**WHAT NEEDS TO BE DONE:**
Retype the stretch below, from the line containing "Segment this screenshot: for" through the line containing "tile-routine[interactable]: Routine xyxy=(302,904,542,1037)", and leave the picture out of your copy.

**RECORD EXCERPTS:**
::::::::
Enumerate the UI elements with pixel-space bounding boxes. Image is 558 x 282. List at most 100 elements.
::::::::
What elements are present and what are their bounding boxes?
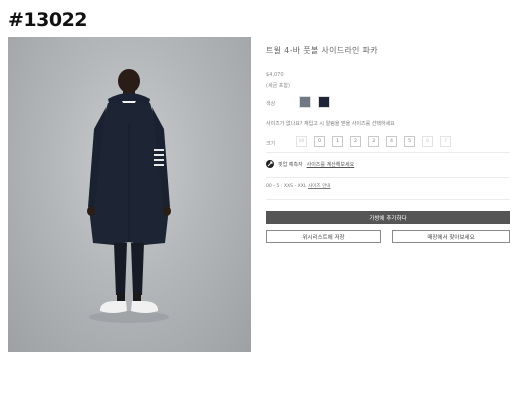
::::::::
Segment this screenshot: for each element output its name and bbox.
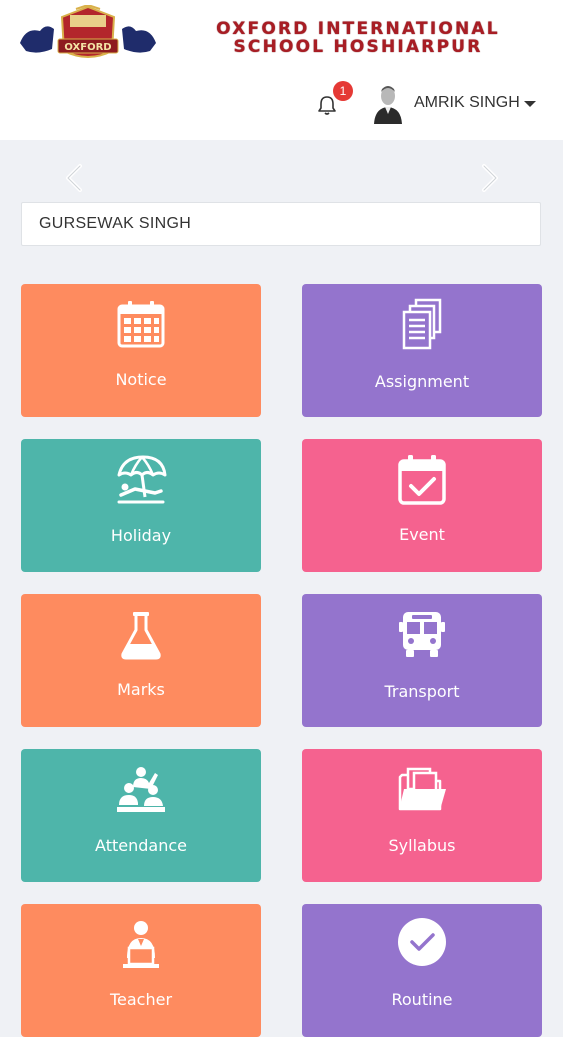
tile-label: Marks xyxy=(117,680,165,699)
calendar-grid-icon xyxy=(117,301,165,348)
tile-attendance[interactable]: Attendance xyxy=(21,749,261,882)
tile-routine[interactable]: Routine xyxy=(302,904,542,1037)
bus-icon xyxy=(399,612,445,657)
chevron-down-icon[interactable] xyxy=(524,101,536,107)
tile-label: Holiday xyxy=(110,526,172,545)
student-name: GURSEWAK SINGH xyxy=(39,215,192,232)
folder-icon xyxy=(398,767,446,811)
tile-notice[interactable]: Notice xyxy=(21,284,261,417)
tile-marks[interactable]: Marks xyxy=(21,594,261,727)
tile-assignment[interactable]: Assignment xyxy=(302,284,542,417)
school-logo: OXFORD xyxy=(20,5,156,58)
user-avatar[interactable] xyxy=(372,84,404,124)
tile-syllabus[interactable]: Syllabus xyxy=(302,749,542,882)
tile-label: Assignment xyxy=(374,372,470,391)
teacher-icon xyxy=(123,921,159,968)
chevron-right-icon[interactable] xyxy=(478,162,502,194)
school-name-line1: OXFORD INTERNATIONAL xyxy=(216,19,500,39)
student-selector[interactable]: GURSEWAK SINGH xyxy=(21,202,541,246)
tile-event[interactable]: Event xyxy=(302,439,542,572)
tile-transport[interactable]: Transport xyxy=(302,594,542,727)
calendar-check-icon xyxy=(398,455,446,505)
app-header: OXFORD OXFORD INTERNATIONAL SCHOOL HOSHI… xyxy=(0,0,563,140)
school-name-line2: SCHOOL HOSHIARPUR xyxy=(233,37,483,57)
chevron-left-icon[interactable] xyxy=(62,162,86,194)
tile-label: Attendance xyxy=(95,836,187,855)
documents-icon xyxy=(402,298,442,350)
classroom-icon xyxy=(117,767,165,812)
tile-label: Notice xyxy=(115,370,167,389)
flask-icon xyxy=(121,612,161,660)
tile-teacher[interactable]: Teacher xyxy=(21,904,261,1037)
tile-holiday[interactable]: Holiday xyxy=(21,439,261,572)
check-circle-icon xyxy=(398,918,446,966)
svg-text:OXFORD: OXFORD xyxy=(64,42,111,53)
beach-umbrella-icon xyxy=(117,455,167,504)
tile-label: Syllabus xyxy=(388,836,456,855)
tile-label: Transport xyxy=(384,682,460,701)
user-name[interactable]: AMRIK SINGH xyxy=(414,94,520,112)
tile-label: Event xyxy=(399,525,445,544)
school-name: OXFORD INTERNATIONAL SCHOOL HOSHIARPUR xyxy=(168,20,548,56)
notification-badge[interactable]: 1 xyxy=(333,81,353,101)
::::::::
**IN RESPONSE:**
Segment this screenshot: for each element output its name and bbox.
tile-label: Marks xyxy=(117,680,165,699)
calendar-grid-icon xyxy=(117,301,165,348)
tile-attendance[interactable]: Attendance xyxy=(21,749,261,882)
tile-routine[interactable]: Routine xyxy=(302,904,542,1037)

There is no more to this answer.